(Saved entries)
▼

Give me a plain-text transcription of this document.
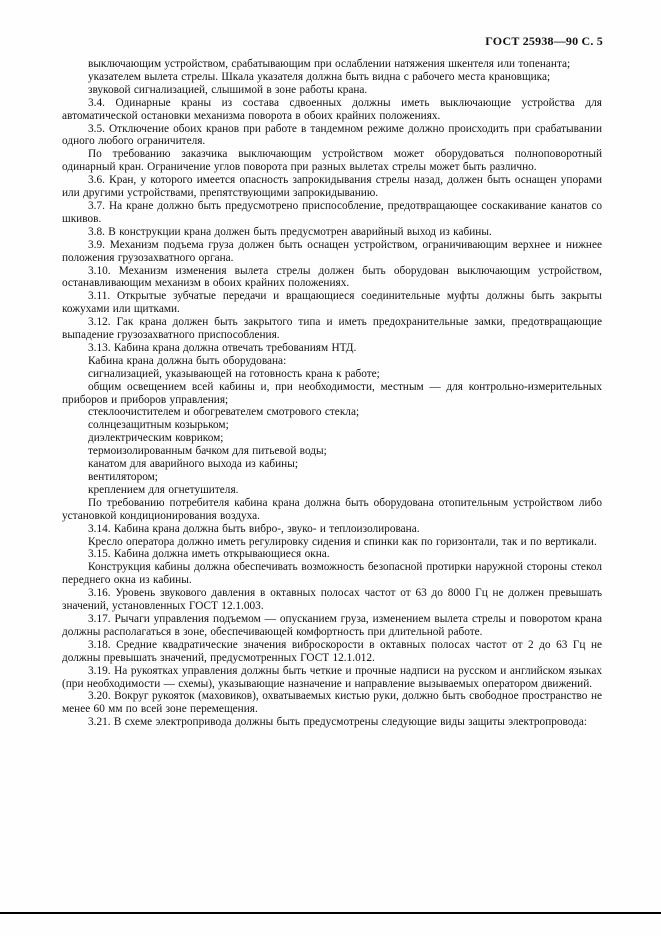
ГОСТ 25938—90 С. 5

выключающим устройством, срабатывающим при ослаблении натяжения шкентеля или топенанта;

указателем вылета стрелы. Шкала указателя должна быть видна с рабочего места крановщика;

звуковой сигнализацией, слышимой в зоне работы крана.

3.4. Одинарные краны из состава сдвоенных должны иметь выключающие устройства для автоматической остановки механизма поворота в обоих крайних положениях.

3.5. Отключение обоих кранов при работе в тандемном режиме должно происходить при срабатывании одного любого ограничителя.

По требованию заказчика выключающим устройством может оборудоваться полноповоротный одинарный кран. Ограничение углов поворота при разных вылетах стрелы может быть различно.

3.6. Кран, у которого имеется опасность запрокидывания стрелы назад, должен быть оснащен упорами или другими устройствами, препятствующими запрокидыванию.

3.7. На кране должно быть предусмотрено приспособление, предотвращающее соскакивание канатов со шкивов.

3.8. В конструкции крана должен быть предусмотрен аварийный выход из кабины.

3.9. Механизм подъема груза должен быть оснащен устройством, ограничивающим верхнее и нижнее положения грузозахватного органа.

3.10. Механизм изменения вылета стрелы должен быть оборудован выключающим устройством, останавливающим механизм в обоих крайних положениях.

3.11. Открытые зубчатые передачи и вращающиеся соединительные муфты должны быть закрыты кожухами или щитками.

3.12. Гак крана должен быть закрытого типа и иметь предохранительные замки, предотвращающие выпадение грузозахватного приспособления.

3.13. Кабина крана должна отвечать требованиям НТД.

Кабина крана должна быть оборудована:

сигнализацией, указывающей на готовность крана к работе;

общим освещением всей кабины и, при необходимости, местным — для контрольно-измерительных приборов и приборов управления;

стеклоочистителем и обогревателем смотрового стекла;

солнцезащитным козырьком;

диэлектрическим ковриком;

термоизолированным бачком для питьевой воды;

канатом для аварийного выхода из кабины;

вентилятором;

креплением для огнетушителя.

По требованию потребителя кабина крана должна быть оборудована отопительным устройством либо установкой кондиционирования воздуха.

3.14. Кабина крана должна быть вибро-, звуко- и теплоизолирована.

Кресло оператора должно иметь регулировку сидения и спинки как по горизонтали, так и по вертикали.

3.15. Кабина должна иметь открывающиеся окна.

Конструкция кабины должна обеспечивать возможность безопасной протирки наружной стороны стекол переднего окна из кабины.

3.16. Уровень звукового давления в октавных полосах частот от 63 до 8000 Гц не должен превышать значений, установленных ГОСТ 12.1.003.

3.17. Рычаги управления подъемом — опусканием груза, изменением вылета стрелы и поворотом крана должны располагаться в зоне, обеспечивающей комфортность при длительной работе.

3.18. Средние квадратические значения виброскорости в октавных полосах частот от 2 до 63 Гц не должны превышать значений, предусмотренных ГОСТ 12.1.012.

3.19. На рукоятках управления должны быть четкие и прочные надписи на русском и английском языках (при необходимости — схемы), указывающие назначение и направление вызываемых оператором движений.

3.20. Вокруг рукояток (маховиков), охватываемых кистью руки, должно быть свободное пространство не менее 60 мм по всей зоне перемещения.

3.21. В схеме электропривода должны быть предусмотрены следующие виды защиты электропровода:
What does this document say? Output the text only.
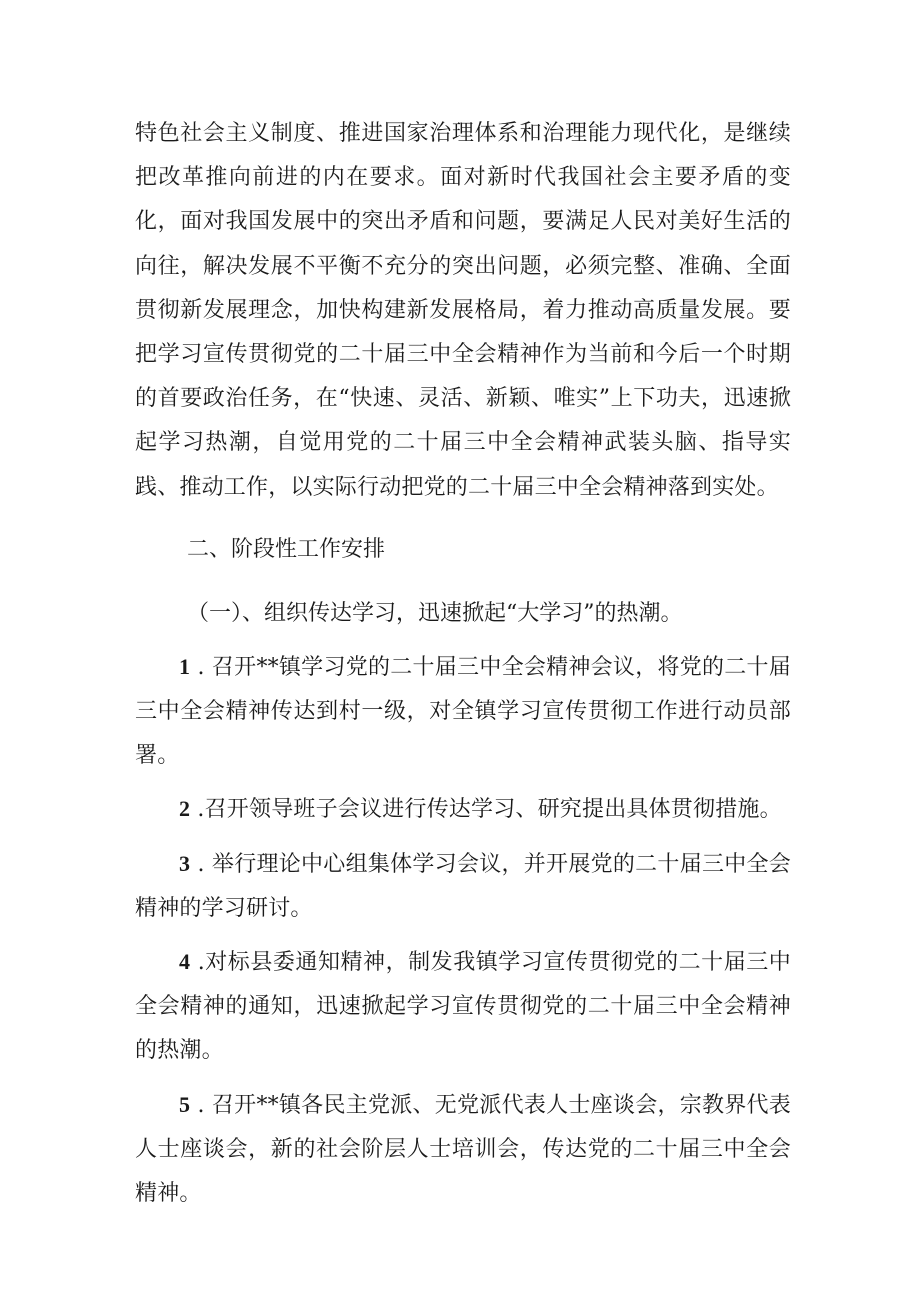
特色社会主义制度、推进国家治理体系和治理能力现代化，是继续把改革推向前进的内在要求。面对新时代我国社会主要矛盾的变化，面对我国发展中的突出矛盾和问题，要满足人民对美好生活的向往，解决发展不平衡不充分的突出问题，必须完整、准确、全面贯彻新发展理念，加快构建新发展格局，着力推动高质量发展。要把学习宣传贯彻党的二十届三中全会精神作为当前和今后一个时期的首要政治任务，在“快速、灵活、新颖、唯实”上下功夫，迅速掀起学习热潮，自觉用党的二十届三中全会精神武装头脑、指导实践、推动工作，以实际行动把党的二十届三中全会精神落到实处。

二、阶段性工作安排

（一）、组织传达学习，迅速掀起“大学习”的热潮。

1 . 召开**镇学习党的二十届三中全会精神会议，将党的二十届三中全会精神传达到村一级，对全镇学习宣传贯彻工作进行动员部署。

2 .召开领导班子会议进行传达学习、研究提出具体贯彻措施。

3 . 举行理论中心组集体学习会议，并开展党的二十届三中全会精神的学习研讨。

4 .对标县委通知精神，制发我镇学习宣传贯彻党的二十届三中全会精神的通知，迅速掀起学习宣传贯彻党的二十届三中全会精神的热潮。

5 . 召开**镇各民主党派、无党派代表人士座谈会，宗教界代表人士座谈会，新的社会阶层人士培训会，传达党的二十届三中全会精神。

▲

# [WHAT THE EXERCISE ASKS]
Set down the material exactly, every line of it, except for the pictures.

# [TASK OUTPUT]
Give me a plain-text transcription of this document.
ГОСТ 25938—90 С. 5

выключающим устройством, срабатывающим при ослаблении натяжения шкентеля или топенанта;

указателем вылета стрелы. Шкала указателя должна быть видна с рабочего места крановщика;

звуковой сигнализацией, слышимой в зоне работы крана.

3.4. Одинарные краны из состава сдвоенных должны иметь выключающие устройства для автоматической остановки механизма поворота в обоих крайних положениях.

3.5. Отключение обоих кранов при работе в тандемном режиме должно происходить при срабатывании одного любого ограничителя.

По требованию заказчика выключающим устройством может оборудоваться полноповоротный одинарный кран. Ограничение углов поворота при разных вылетах стрелы может быть различно.

3.6. Кран, у которого имеется опасность запрокидывания стрелы назад, должен быть оснащен упорами или другими устройствами, препятствующими запрокидыванию.

3.7. На кране должно быть предусмотрено приспособление, предотвращающее соскакивание канатов со шкивов.

3.8. В конструкции крана должен быть предусмотрен аварийный выход из кабины.

3.9. Механизм подъема груза должен быть оснащен устройством, ограничивающим верхнее и нижнее положения грузозахватного органа.

3.10. Механизм изменения вылета стрелы должен быть оборудован выключающим устройством, останавливающим механизм в обоих крайних положениях.

3.11. Открытые зубчатые передачи и вращающиеся соединительные муфты должны быть закрыты кожухами или щитками.

3.12. Гак крана должен быть закрытого типа и иметь предохранительные замки, предотвращающие выпадение грузозахватного приспособления.

3.13. Кабина крана должна отвечать требованиям НТД.

Кабина крана должна быть оборудована:

сигнализацией, указывающей на готовность крана к работе;

общим освещением всей кабины и, при необходимости, местным — для контрольно-измерительных приборов и приборов управления;

стеклоочистителем и обогревателем смотрового стекла;

солнцезащитным козырьком;

диэлектрическим ковриком;

термоизолированным бачком для питьевой воды;

канатом для аварийного выхода из кабины;

вентилятором;

креплением для огнетушителя.

По требованию потребителя кабина крана должна быть оборудована отопительным устройством либо установкой кондиционирования воздуха.

3.14. Кабина крана должна быть вибро-, звуко- и теплоизолирована.

Кресло оператора должно иметь регулировку сидения и спинки как по горизонтали, так и по вертикали.

3.15. Кабина должна иметь открывающиеся окна.

Конструкция кабины должна обеспечивать возможность безопасной протирки наружной стороны стекол переднего окна из кабины.

3.16. Уровень звукового давления в октавных полосах частот от 63 до 8000 Гц не должен превышать значений, установленных ГОСТ 12.1.003.

3.17. Рычаги управления подъемом — опусканием груза, изменением вылета стрелы и поворотом крана должны располагаться в зоне, обеспечивающей комфортность при длительной работе.

3.18. Средние квадратические значения виброскорости в октавных полосах частот от 2 до 63 Гц не должны превышать значений, предусмотренных ГОСТ 12.1.012.

3.19. На рукоятках управления должны быть четкие и прочные надписи на русском и английском языках (при необходимости — схемы), указывающие назначение и направление вызываемых оператором движений.

3.20. Вокруг рукояток (маховиков), охватываемых кистью руки, должно быть свободное пространство не менее 60 мм по всей зоне перемещения.

3.21. В схеме электропривода должны быть предусмотрены следующие виды защиты электропровода:
What does this document say? Output the text only.
特色社会主义制度、推进国家治理体系和治理能力现代化，是继续把改革推向前进的内在要求。面对新时代我国社会主要矛盾的变化，面对我国发展中的突出矛盾和问题，要满足人民对美好生活的向往，解决发展不平衡不充分的突出问题，必须完整、准确、全面贯彻新发展理念，加快构建新发展格局，着力推动高质量发展。要把学习宣传贯彻党的二十届三中全会精神作为当前和今后一个时期的首要政治任务，在“快速、灵活、新颖、唯实”上下功夫，迅速掀起学习热潮，自觉用党的二十届三中全会精神武装头脑、指导实践、推动工作，以实际行动把党的二十届三中全会精神落到实处。

二、阶段性工作安排

（一）、组织传达学习，迅速掀起“大学习”的热潮。

1 . 召开**镇学习党的二十届三中全会精神会议，将党的二十届三中全会精神传达到村一级，对全镇学习宣传贯彻工作进行动员部署。

2 .召开领导班子会议进行传达学习、研究提出具体贯彻措施。

3 . 举行理论中心组集体学习会议，并开展党的二十届三中全会精神的学习研讨。

4 .对标县委通知精神，制发我镇学习宣传贯彻党的二十届三中全会精神的通知，迅速掀起学习宣传贯彻党的二十届三中全会精神的热潮。

5 . 召开**镇各民主党派、无党派代表人士座谈会，宗教界代表人士座谈会，新的社会阶层人士培训会，传达党的二十届三中全会精神。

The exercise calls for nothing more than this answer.